# Start of EXERCISE INPUT

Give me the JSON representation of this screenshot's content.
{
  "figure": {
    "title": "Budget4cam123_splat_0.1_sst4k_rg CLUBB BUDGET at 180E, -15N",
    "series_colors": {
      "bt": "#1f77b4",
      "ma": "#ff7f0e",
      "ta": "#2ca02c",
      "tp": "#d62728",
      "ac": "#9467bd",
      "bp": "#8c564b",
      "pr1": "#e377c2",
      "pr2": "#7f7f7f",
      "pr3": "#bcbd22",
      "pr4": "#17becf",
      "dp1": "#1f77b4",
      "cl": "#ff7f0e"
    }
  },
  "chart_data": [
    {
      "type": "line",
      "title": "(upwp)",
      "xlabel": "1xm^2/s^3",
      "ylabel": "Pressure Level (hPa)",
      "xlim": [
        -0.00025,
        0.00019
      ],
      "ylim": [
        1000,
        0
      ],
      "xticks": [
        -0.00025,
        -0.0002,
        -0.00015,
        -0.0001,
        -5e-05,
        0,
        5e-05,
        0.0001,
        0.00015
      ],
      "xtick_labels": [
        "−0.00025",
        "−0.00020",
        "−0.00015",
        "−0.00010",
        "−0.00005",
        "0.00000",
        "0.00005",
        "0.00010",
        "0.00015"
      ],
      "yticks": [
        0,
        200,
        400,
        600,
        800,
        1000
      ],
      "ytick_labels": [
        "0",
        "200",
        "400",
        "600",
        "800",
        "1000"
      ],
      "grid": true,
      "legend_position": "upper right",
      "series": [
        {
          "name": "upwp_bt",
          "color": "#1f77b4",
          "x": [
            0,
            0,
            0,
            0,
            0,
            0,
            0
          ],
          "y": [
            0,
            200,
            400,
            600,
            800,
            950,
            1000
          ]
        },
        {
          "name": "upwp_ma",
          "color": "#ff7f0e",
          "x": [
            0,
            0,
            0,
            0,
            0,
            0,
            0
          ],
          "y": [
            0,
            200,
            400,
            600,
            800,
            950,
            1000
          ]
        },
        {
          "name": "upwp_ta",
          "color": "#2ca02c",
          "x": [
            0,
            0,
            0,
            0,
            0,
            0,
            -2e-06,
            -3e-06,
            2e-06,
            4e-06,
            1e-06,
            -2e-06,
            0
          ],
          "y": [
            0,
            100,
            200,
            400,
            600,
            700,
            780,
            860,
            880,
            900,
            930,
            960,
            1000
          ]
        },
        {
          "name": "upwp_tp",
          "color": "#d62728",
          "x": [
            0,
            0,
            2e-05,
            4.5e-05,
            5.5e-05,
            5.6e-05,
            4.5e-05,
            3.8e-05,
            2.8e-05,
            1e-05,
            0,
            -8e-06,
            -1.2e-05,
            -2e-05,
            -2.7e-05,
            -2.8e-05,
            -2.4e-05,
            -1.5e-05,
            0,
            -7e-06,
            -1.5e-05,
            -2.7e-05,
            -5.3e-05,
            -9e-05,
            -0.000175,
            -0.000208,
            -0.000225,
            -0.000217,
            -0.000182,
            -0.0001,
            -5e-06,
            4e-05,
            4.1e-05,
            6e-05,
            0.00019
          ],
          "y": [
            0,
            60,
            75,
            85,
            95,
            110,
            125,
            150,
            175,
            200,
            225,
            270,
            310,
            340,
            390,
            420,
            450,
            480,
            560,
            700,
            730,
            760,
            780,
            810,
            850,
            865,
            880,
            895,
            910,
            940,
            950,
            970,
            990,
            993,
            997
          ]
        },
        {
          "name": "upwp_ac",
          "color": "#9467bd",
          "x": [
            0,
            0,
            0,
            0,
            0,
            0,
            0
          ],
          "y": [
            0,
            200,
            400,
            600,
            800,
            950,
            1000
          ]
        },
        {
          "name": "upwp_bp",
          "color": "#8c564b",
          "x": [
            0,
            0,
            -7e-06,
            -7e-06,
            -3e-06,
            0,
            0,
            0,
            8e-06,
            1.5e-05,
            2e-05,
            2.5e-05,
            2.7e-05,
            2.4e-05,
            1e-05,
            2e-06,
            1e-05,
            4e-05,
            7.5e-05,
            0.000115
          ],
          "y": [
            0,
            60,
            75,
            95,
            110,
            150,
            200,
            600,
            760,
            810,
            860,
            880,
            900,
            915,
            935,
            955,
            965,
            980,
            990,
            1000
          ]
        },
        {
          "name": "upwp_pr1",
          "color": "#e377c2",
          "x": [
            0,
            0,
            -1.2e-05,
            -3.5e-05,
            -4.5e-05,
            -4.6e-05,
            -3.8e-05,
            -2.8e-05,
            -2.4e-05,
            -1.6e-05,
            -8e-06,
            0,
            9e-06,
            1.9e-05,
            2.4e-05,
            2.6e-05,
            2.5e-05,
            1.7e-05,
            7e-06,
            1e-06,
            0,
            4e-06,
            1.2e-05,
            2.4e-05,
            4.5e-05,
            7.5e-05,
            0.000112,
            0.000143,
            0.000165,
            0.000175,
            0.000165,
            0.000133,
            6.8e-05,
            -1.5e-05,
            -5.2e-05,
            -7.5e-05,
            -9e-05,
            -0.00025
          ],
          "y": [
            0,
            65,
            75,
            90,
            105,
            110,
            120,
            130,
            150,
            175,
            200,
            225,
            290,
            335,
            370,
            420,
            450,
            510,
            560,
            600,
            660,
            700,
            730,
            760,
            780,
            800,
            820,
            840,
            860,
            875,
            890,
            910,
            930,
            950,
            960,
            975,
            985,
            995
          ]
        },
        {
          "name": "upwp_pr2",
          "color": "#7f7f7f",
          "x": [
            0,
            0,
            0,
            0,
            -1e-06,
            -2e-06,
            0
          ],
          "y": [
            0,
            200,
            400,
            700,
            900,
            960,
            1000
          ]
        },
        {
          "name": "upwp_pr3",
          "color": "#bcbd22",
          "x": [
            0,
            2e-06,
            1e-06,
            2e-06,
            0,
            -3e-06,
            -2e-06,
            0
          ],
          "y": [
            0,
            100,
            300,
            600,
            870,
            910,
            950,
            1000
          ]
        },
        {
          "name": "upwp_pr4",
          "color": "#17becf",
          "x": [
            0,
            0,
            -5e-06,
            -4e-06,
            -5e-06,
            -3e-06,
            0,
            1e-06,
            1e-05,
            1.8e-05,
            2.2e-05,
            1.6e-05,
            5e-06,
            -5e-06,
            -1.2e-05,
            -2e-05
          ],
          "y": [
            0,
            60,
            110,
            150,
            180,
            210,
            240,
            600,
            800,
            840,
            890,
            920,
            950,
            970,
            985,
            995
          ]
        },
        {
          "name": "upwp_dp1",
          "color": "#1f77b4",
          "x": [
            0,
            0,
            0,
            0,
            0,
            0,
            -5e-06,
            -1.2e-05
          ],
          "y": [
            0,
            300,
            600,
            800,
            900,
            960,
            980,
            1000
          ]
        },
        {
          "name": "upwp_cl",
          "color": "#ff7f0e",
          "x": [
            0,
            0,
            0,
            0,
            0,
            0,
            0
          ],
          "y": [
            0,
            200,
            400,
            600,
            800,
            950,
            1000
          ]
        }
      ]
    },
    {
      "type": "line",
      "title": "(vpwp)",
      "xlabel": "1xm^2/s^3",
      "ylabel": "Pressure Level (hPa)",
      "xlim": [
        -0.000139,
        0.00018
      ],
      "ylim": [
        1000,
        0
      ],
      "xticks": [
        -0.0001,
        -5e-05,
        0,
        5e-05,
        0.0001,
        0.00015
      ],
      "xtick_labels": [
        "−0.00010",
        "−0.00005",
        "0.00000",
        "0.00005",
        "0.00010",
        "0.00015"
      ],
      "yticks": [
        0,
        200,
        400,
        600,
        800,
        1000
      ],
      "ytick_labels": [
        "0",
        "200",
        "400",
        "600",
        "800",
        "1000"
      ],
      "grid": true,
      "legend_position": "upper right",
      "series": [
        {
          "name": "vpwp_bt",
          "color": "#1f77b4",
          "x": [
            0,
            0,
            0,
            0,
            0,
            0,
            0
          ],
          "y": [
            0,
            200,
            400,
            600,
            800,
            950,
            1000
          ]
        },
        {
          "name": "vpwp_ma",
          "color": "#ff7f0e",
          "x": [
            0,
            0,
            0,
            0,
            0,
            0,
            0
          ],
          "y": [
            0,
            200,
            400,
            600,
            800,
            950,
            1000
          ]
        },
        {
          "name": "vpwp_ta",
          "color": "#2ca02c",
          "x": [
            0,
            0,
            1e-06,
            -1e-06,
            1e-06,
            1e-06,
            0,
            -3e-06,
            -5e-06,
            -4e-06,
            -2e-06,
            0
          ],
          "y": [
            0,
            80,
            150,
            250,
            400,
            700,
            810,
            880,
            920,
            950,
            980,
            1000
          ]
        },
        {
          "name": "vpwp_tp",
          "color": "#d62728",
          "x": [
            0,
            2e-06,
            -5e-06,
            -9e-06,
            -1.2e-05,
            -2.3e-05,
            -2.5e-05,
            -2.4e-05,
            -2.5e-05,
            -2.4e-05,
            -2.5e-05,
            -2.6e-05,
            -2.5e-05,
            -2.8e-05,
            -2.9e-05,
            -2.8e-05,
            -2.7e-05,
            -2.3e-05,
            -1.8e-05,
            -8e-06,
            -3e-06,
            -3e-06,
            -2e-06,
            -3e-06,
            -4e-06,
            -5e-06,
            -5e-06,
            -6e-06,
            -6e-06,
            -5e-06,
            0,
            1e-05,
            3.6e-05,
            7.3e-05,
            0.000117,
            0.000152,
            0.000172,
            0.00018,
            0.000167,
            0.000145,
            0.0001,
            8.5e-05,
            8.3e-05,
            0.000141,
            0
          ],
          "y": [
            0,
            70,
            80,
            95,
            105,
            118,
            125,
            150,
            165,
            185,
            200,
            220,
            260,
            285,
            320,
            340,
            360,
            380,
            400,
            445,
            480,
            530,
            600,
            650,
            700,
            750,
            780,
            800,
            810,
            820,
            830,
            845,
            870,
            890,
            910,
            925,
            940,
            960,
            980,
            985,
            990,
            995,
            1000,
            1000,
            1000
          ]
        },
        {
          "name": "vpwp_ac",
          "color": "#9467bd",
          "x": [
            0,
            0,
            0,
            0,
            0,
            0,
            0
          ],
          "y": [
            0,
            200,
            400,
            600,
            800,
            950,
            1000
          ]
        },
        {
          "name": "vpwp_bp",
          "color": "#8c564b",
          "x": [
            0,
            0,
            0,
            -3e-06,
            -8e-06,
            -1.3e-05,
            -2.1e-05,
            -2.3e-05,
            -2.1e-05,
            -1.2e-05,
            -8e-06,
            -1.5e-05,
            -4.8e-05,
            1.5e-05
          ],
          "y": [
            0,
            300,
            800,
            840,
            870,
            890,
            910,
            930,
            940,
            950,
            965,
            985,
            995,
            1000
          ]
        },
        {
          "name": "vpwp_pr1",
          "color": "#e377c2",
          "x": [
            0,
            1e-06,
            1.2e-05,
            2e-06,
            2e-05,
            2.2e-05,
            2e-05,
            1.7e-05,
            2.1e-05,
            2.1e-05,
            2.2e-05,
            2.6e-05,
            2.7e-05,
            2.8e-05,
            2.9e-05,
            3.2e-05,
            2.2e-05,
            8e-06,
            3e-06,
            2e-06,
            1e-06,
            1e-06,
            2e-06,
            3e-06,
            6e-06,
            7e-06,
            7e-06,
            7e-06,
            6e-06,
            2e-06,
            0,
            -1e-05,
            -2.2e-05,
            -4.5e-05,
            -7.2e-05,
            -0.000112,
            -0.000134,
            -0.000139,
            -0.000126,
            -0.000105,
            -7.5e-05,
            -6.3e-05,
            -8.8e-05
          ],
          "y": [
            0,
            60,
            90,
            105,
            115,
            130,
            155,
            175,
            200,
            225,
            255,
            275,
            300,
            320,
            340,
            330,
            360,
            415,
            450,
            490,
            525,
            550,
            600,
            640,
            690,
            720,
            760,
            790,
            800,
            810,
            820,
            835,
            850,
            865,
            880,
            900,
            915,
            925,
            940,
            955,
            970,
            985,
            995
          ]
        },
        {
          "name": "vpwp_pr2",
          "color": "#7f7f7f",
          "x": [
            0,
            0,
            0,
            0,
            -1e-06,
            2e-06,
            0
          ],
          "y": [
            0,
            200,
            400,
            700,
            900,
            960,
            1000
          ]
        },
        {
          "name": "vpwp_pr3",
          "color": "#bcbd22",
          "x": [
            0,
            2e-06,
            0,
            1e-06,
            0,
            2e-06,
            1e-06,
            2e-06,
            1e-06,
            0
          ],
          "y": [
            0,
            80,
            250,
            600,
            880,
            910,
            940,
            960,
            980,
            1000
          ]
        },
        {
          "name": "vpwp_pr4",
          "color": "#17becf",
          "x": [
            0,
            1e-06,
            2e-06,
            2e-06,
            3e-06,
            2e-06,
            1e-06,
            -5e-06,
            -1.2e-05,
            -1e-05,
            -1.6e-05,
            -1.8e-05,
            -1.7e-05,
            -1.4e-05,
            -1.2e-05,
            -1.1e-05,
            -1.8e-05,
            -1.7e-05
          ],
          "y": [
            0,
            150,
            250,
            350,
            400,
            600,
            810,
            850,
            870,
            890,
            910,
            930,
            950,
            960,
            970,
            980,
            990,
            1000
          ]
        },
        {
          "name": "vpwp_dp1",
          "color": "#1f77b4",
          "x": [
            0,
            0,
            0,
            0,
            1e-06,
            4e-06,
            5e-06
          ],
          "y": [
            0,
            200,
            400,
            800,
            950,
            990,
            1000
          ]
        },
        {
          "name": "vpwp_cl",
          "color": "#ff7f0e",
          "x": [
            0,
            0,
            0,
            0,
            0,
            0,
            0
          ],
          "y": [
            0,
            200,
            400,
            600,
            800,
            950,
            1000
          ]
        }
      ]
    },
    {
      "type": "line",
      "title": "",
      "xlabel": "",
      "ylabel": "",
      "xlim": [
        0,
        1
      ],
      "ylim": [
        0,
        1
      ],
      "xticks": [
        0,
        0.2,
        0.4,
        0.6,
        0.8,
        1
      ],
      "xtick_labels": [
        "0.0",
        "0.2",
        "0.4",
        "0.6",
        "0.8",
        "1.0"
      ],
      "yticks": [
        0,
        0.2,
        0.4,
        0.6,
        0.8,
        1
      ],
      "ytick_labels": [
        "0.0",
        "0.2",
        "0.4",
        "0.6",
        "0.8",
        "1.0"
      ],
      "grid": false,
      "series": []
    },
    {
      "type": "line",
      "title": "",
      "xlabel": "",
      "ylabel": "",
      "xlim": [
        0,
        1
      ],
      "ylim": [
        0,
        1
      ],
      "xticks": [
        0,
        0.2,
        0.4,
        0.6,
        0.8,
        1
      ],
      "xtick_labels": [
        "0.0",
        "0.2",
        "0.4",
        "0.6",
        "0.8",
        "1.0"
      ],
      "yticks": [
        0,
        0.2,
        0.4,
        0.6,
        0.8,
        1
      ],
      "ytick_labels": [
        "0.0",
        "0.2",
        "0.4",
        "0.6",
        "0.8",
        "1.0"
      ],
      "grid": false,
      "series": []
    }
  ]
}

# End of EXERCISE INPUT

--- GIVEN REQUEST ---
Which lines hold the word "title"? Return all of them from the records above.

--- RESULT FOR THIS EXERCISE ---
    "title": "Budget4cam123_splat_0.1_sst4k_rg CLUBB BUDGET at 180E, -15N",
      "title": "(upwp)",
      "title": "(vpwp)",
      "title": "",
      "title": "",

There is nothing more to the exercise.